==== Reading passage ====

Wait two days in the ER? Thank an illegal.

posted by randomfactor on Feb 25, 2008 at 02:51 PM

Why?  *THEY* didn't design the country's rotten health-care-insurance system.

posted by anglo1 on Feb 25, 2008 at 04:04 PM

Our insurance increased by 27% or 28% this year alone.  I think my spouse's share is over $500 a month [approx.]   A couple of years like that and it is really going hurt.

I think a more qualified Triage system would do wonders for improved ER times.  Colds, skinned knees and the like should be sent home with a First Aid book.  I have been on the bad end of the stick concerning an idiot for a triage nurse at Memorial and if I were an administrator there I would fire someone.

 

posted by RosemarysAbortionist on Feb 25, 2008 at 04:14 PM

If first aid kits had to be obtained through the health care system, they would be $500 apiece.

posted by randomfactor on Feb 25, 2008 at 04:14 PM

Only four aspirin in 'em, I suppose?

posted by adampayne on Feb 25, 2008 at 04:28 PM

Being able to afford coverage and getting coverage are two different things. Today any person applying for coverage can be denied health insurance due to a pre-exisiting condition.  In America it is not about health, it is about profit margins.

posted by ehagedorn on Feb 25, 2008 at 04:35 PM

Good point, Adam.

posted by caligirl08 on Mar 2, 2008 at 07:56 AM

NO the illegals in this state surely didn't design the health care system however, they MOST DEFINATELY are destroying it. I cannot understand HOW these people get "restricted MediCal" to have a baby..THEY ARE ILLEGAL!!! People whom are legal, American citizens with no health coverage cannot get that. Ever wonder how much it costs for the illegals to have a baby at KMC?? THOUSANDS... I don't get it...WHY are they allowed to stay? They get WIC...welfare etc for their illegally born American child. Birth control and stronger borders...

posted by randomfactor on Mar 2, 2008 at 08:30 AM

Caligirl, perhaps it's because there's a baby involved.

==== Source data ====

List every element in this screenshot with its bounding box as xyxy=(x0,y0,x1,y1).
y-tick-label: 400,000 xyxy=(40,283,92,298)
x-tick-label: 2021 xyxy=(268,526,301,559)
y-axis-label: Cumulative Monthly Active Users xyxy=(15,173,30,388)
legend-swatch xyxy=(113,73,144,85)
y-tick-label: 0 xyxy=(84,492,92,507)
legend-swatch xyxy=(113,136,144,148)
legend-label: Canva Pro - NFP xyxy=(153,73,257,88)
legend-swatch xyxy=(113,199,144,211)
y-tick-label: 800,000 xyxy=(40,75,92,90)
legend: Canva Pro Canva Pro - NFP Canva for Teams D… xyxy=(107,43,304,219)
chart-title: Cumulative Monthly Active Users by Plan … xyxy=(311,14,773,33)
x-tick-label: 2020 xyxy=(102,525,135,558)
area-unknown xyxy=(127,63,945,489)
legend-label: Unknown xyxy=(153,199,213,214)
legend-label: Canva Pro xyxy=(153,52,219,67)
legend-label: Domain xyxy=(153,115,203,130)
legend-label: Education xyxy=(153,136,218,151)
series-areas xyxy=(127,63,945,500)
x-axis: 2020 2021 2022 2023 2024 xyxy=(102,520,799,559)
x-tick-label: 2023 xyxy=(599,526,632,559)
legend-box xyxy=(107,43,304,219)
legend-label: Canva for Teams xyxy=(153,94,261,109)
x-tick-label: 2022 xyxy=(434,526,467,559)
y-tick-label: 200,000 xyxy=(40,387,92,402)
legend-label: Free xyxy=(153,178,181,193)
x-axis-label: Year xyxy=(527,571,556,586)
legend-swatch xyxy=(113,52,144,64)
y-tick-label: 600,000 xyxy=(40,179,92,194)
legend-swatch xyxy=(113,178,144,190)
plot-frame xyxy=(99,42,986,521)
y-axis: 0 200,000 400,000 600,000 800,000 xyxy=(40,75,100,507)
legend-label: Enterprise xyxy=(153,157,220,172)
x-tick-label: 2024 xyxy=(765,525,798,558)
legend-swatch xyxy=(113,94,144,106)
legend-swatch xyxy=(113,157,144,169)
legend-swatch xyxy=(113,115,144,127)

====

§ Task list
A: Answer these questions about the discussion thread about ER waits, using only what the thread states:
(i) By what percentage did one poster's insurance increase this year?
(ii) What would first aid kits cost apiece if they had to be obtained through the health care system?
(iii) Which hospital is named in the question about how much it costs to have a baby?
B: Extend the discussion thread about ER waits with the next few posts, starting after "Caligirl, perhaps it's because there's a baby involved."
These rows come from a separate source and have no connection to the discussion thread about ER waits.

§ Answer section
A:
(i) 27% or 28%
(ii) $500 apiece
(iii) KMC

B:
.

Another poster on another board finds himself unwilling to execute "illegal immigrants" for their crime.  How about just killing the baby, then--accidentally of course, through complications or such?  Or perhaps the mother too?  But they're not "really" people, are they?  They're "illegal."  They don't matter as much as *YOU* do.  They certainly don't matter as much as people who have money do.  If so, we'd have redesigned the medical system so there's enough care to go around,  regardless of whether you have money, as *REAL* people do, or not.

posted by caligirl08 on Mar 2, 2008 at 08:20 PM

Well "randomfactor" you see when night after night when this county see's illegals having babies and the average age for them is 15-16 years old then there is a definate problem. For those of us who have gone through numerous legalities to stay here in this country LEGALLY and paid thousands of dollars to have a VALID green card then you can voice your opinion. I didn't say kill them off (like you did) I said BORDERS AND FOR GOD SAKES BIRTH CONTROL!! A 14 year old girl who is illegal from Mexico has ABSOLUTELY NO business having a baby "just so her parents and family can stay here".  Give me a break. All I'm saying is SEND THEM BACK AND MAKE THEM IMMIGRATE LEGALLY THE WAY THE REST OF US HAVE TO. They can go and have their kids in Juarez just as easily as Bakersfield. We all pay such high taxes etc and for what? I, for one, am tired of Americans going without, just so we can have cheap labor in our fields. Perhaps if places like Rainbow Carwash and Bolthouse didn't hire illegals...and literally perpetuate and inflate our problem here..then they wouldn't have anything to sneak across for.

posted by ehagedorn on Mar 10, 2008 at 02:15 PM

A column written by me, based off this post, ran today in the Eye Street section of the paper.

Here is one comment I received, posted with the writer's permission.

 

Dear  Emily:  

Your story on health coverage and what could be given  up so that people could afford to purchase it missed a few points.   Buying health coverage as an individual entails many other things.  You have to be a certain weight, you cannot have or have had any health  problems nor can you be taking any medication. Those are some of the other  reasons we have so many people without health coverage. The entire system needs to change.